Recorded information>
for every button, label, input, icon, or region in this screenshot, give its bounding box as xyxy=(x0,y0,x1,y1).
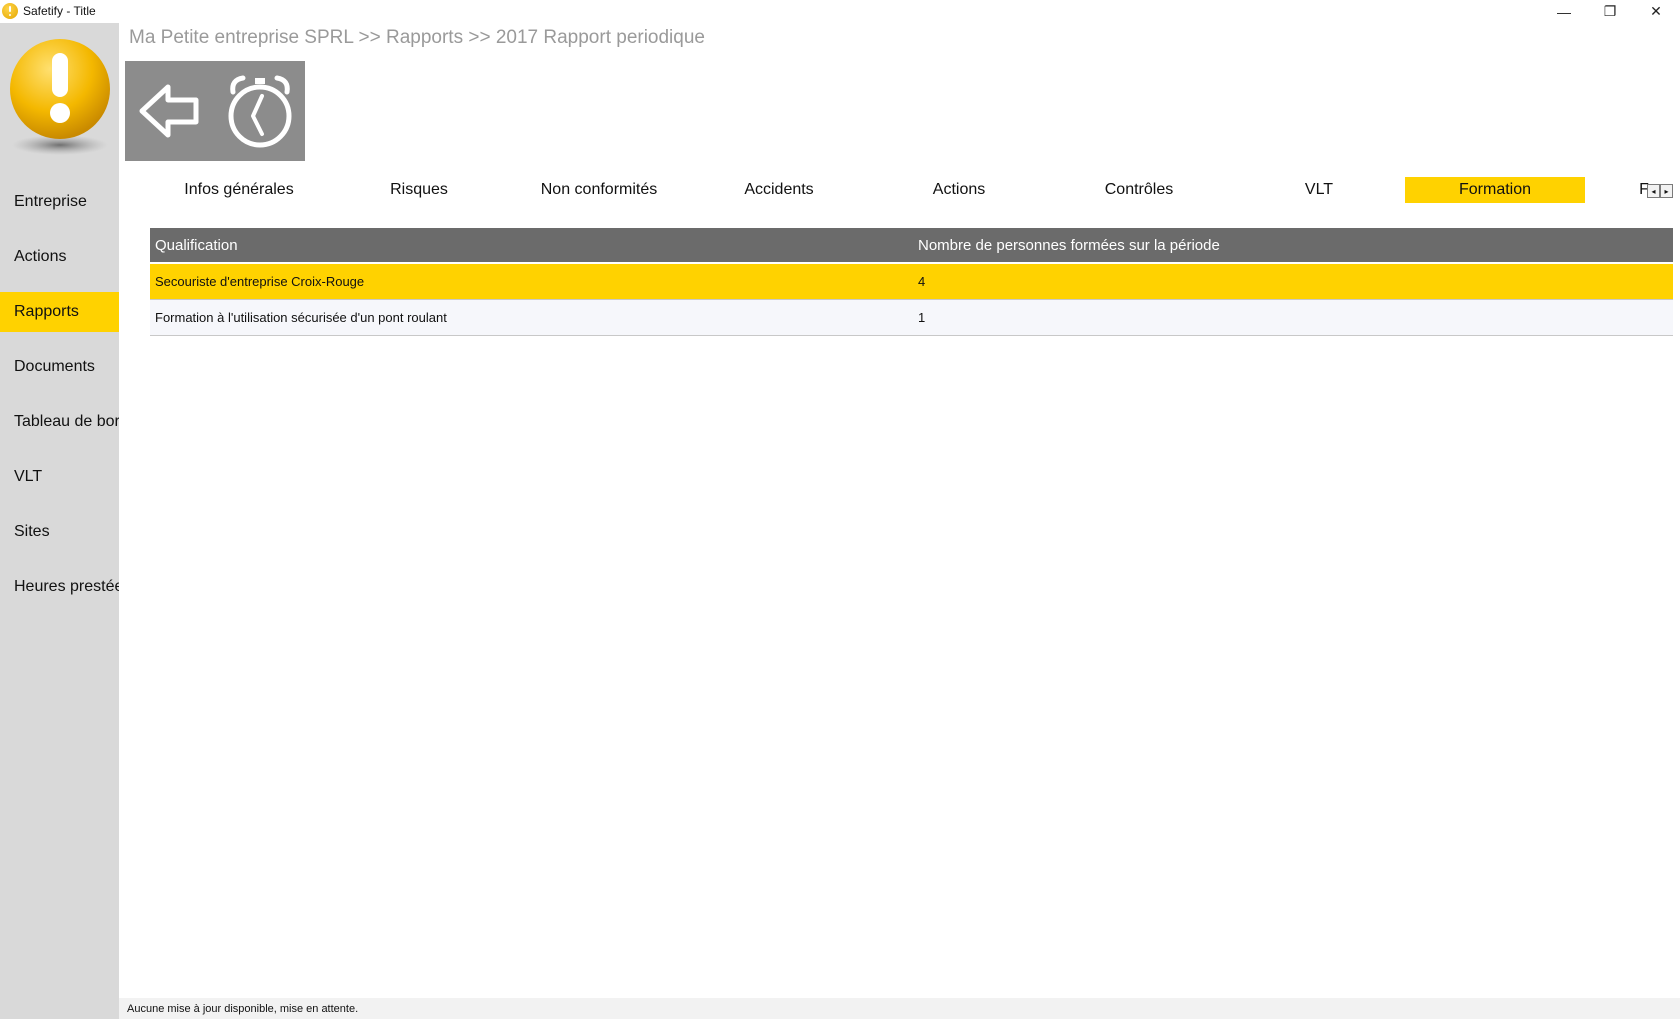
tab-controles[interactable]: Contrôles xyxy=(1049,177,1229,203)
close-button[interactable]: ✕ xyxy=(1633,0,1679,23)
app-logo-icon xyxy=(2,3,18,19)
report-tabs: Infos générales Risques Non conformités … xyxy=(125,177,1680,205)
sidebar-item-documents[interactable]: Documents xyxy=(0,347,119,387)
qualification-cell: Formation à l'utilisation sécurisée d'un… xyxy=(155,310,447,325)
back-button[interactable] xyxy=(125,61,215,161)
sidebar-item-sites[interactable]: Sites xyxy=(0,512,119,552)
qualification-cell: Secouriste d'entreprise Croix-Rouge xyxy=(155,274,365,289)
column-header-qualification[interactable]: Qualification xyxy=(155,228,238,262)
tab-formation[interactable]: Formation xyxy=(1405,177,1585,203)
title-bar: Safetify - Title — ❐ ✕ xyxy=(0,0,1680,23)
toolbar xyxy=(125,61,305,161)
sidebar: Entreprise Actions Rapports Documents Ta… xyxy=(0,23,119,1019)
status-bar: Aucune mise à jour disponible, mise en a… xyxy=(119,998,1680,1019)
table-header: Qualification Nombre de personnes formée… xyxy=(150,228,1673,262)
sidebar-item-heures-prestees[interactable]: Heures prestées xyxy=(0,567,119,607)
sidebar-item-tableau-de-bord[interactable]: Tableau de bord xyxy=(0,402,119,442)
sidebar-item-vlt[interactable]: VLT xyxy=(0,457,119,497)
tab-infos-generales[interactable]: Infos générales xyxy=(149,177,329,203)
count-cell: 4 xyxy=(918,274,926,289)
warning-logo-icon xyxy=(10,39,110,155)
sidebar-item-rapports[interactable]: Rapports xyxy=(0,292,119,332)
breadcrumb: Ma Petite entreprise SPRL >> Rapports >>… xyxy=(129,27,705,48)
table-row[interactable]: Formation à l'utilisation sécurisée d'un… xyxy=(150,300,1673,336)
tab-risques[interactable]: Risques xyxy=(329,177,509,203)
tab-scroll-left-button[interactable]: ◂ xyxy=(1647,184,1660,198)
tab-vlt[interactable]: VLT xyxy=(1229,177,1409,203)
maximize-button[interactable]: ❐ xyxy=(1587,0,1633,23)
formation-table: Qualification Nombre de personnes formée… xyxy=(150,228,1673,336)
back-arrow-icon xyxy=(139,84,199,138)
table-row[interactable]: Secouriste d'entreprise Croix-Rouge 4 xyxy=(150,264,1673,300)
window-title: Safetify - Title xyxy=(23,4,96,18)
tab-scroll-right-button[interactable]: ▸ xyxy=(1660,184,1673,198)
tab-non-conformites[interactable]: Non conformités xyxy=(509,177,689,203)
alarm-clock-icon xyxy=(228,75,292,148)
minimize-button[interactable]: — xyxy=(1541,0,1587,23)
tab-accidents[interactable]: Accidents xyxy=(689,177,869,203)
sidebar-item-actions[interactable]: Actions xyxy=(0,237,119,277)
column-header-count[interactable]: Nombre de personnes formées sur la pério… xyxy=(918,228,1220,262)
sidebar-item-entreprise[interactable]: Entreprise xyxy=(0,182,119,222)
tab-actions[interactable]: Actions xyxy=(869,177,1049,203)
count-cell: 1 xyxy=(918,310,926,325)
timer-button[interactable] xyxy=(215,61,305,161)
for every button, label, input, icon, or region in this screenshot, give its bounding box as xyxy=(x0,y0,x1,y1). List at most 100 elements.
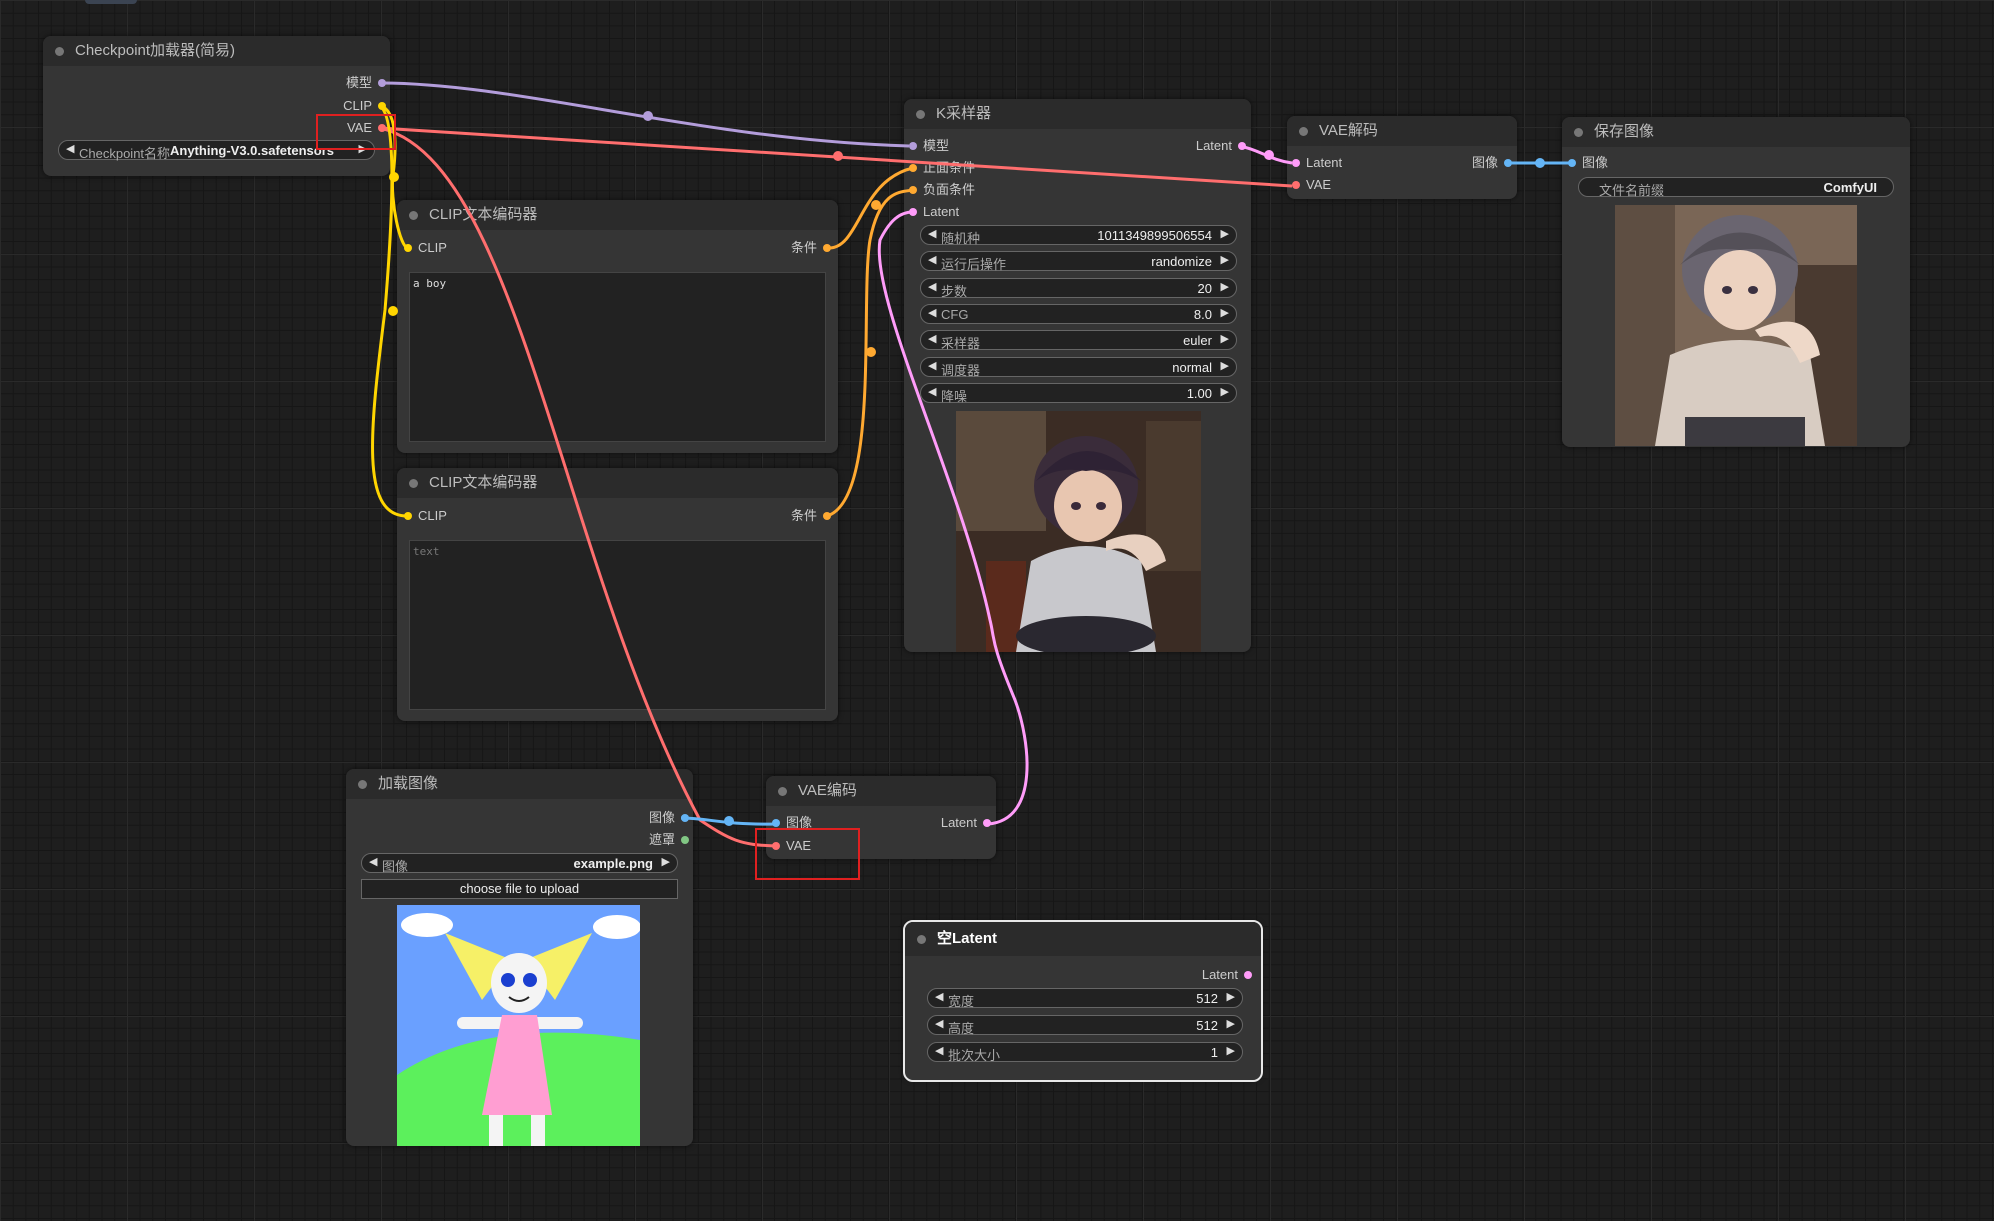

Written task>
Copy verbatim the records from the line containing "tab-controles[interactable]: Contrôles xyxy=(1049,177,1229,203)" through the line containing "sidebar-item-sites[interactable]: Sites xyxy=(0,512,119,552)".

Reply to the task>
tab-controles[interactable]: Contrôles xyxy=(1049,177,1229,203)
close-button[interactable]: ✕ xyxy=(1633,0,1679,23)
app-logo-icon xyxy=(2,3,18,19)
report-tabs: Infos générales Risques Non conformités … xyxy=(125,177,1680,205)
sidebar-item-documents[interactable]: Documents xyxy=(0,347,119,387)
qualification-cell: Formation à l'utilisation sécurisée d'un… xyxy=(155,310,447,325)
back-button[interactable] xyxy=(125,61,215,161)
sidebar-item-sites[interactable]: Sites xyxy=(0,512,119,552)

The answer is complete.